The exercise:
Give only the number of lines in the records below that contain the word "trades".

Collected data:
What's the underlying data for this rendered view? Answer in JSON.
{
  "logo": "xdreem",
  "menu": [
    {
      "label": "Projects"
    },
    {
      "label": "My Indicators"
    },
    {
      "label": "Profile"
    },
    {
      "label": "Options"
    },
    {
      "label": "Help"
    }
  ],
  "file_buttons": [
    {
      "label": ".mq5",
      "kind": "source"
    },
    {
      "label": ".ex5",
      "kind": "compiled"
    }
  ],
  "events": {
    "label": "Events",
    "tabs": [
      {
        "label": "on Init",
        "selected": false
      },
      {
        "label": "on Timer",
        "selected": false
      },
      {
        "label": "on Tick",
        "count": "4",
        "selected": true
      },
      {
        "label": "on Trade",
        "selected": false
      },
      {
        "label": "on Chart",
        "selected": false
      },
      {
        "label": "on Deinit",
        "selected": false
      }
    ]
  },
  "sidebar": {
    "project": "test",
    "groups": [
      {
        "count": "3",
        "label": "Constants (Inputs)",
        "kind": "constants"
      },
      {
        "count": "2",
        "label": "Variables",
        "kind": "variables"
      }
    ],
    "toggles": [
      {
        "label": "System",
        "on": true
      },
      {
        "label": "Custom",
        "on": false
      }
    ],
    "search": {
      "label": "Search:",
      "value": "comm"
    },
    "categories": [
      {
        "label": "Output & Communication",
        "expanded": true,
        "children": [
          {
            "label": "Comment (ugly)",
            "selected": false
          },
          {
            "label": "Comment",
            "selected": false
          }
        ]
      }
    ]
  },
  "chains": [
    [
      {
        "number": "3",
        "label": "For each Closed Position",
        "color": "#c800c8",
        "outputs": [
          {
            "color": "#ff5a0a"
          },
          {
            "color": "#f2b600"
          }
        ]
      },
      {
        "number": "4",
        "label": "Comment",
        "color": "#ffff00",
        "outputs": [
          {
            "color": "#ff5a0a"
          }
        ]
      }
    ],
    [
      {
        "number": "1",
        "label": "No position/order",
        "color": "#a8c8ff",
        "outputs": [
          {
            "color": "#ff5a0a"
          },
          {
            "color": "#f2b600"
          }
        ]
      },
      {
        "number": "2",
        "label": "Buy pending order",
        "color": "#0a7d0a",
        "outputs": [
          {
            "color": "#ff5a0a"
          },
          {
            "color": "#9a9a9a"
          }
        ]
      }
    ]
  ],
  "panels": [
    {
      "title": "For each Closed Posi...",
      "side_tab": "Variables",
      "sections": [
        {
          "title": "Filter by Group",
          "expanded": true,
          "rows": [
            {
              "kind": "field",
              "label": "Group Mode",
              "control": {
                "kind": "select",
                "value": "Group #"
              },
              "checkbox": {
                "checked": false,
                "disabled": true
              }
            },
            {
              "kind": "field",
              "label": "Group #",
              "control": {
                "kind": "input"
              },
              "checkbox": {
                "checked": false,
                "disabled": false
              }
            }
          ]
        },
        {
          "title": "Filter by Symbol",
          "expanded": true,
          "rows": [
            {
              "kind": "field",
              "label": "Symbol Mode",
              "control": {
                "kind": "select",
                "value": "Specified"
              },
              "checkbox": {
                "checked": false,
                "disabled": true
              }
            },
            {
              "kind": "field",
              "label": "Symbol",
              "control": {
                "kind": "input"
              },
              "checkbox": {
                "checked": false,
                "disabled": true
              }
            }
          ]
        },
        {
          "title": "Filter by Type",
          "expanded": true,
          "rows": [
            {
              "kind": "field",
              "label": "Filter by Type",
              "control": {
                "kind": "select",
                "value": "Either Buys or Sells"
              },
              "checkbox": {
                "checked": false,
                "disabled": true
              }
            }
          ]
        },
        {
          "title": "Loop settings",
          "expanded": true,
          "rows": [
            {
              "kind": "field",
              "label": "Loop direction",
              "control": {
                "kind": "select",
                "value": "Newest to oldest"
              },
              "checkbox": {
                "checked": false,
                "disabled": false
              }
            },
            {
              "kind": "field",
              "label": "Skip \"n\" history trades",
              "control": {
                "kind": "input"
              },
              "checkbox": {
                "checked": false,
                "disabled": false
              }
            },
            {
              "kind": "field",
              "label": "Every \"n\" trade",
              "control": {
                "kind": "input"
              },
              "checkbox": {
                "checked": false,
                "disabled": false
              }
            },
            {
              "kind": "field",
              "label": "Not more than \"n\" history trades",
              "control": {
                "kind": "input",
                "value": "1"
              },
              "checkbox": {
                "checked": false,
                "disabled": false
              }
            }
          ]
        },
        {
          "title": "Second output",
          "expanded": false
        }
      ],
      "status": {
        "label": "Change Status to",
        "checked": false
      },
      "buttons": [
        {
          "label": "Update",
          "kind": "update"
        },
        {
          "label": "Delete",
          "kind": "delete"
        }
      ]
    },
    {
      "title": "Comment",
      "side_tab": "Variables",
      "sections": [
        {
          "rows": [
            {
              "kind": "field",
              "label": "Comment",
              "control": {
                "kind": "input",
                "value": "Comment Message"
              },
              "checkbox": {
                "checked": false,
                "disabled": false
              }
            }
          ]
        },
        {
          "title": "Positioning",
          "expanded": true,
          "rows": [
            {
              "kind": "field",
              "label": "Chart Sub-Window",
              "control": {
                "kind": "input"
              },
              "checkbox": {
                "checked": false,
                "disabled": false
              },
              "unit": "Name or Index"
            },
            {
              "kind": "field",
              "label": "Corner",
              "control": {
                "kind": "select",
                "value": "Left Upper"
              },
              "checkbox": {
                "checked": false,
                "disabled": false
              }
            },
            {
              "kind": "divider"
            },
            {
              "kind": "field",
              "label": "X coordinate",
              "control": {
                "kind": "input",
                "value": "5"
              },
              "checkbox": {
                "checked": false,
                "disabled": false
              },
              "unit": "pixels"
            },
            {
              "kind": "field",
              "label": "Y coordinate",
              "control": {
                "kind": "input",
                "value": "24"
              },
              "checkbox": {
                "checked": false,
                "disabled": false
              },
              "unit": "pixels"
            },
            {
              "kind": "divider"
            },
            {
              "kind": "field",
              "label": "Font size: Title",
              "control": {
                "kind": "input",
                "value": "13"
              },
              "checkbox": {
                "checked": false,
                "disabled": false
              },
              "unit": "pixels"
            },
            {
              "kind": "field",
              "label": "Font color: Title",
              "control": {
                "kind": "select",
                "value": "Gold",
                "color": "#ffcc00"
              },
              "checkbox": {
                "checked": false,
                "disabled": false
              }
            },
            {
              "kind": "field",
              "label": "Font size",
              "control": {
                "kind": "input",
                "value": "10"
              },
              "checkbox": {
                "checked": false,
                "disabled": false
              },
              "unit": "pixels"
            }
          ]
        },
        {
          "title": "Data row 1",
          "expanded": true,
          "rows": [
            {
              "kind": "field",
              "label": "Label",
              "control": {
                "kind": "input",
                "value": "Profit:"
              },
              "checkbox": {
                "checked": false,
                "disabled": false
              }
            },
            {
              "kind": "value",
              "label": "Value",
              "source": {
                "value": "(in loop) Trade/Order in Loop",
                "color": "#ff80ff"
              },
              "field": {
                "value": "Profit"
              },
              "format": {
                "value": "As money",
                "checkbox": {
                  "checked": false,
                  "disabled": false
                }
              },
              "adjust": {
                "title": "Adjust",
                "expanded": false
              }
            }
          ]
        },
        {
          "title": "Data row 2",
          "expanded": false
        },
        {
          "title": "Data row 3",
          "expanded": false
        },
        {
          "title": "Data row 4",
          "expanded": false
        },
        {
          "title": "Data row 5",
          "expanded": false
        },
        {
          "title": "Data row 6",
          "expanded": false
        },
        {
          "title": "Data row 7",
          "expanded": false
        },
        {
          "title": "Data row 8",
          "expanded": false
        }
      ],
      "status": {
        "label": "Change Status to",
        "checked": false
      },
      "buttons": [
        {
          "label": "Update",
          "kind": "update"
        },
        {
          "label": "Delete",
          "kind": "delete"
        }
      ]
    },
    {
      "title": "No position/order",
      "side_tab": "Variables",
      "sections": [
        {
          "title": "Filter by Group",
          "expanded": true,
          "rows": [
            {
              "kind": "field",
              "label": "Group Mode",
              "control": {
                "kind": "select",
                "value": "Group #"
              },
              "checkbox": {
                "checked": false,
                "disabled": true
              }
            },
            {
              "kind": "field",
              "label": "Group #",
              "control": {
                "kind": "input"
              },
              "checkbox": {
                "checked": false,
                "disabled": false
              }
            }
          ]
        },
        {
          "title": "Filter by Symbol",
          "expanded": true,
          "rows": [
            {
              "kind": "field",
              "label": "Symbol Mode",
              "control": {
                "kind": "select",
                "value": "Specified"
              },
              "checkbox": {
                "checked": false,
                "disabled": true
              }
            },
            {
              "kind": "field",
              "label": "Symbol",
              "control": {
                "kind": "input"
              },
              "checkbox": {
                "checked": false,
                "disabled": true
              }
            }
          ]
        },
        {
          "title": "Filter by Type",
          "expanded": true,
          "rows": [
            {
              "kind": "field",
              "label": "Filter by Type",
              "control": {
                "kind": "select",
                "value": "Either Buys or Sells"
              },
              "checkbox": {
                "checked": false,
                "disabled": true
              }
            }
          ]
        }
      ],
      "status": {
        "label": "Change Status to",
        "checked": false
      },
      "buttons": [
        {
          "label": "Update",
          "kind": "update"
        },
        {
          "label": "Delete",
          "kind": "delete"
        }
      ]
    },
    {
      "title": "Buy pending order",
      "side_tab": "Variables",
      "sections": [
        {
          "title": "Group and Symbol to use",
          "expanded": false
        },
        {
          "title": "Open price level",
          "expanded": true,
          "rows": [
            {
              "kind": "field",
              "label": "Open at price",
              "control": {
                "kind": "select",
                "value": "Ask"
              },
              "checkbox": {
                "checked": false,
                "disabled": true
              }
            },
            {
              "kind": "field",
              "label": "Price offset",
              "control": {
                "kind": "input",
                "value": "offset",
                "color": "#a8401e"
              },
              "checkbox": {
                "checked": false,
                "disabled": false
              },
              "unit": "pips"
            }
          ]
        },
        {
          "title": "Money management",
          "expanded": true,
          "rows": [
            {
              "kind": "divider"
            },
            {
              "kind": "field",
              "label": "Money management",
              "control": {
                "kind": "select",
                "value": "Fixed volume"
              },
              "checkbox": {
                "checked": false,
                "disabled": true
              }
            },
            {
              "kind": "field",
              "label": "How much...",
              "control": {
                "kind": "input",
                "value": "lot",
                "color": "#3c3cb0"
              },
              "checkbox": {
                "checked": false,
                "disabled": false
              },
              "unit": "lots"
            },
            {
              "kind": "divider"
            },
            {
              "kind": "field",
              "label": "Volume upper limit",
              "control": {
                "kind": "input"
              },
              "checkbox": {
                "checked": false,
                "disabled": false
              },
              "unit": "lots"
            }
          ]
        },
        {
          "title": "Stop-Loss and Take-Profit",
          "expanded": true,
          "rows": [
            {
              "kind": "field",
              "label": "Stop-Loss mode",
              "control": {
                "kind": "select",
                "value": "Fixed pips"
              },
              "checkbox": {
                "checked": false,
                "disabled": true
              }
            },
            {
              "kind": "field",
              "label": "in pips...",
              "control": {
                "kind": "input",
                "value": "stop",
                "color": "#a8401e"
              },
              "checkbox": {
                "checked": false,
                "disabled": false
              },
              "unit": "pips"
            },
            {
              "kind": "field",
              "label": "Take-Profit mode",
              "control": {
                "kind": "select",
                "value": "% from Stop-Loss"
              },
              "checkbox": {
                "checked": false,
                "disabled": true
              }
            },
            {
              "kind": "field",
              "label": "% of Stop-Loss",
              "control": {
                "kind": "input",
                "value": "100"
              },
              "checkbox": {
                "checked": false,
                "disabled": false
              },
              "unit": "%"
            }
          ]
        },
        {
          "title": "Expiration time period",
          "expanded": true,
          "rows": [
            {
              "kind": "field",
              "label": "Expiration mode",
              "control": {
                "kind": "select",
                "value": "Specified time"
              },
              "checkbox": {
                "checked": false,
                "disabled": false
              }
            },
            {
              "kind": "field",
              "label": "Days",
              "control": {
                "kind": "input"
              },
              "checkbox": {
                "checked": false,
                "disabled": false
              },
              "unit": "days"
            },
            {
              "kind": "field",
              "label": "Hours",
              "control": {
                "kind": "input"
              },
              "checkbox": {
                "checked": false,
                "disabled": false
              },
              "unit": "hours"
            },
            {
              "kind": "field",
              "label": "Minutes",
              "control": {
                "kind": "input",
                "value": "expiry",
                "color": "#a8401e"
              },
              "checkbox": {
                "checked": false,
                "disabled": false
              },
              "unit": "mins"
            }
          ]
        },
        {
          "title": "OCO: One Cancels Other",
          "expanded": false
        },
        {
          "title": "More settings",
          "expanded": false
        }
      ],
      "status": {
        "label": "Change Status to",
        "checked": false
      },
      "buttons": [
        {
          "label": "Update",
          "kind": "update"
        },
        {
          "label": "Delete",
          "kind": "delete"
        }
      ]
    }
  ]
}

The reply:
2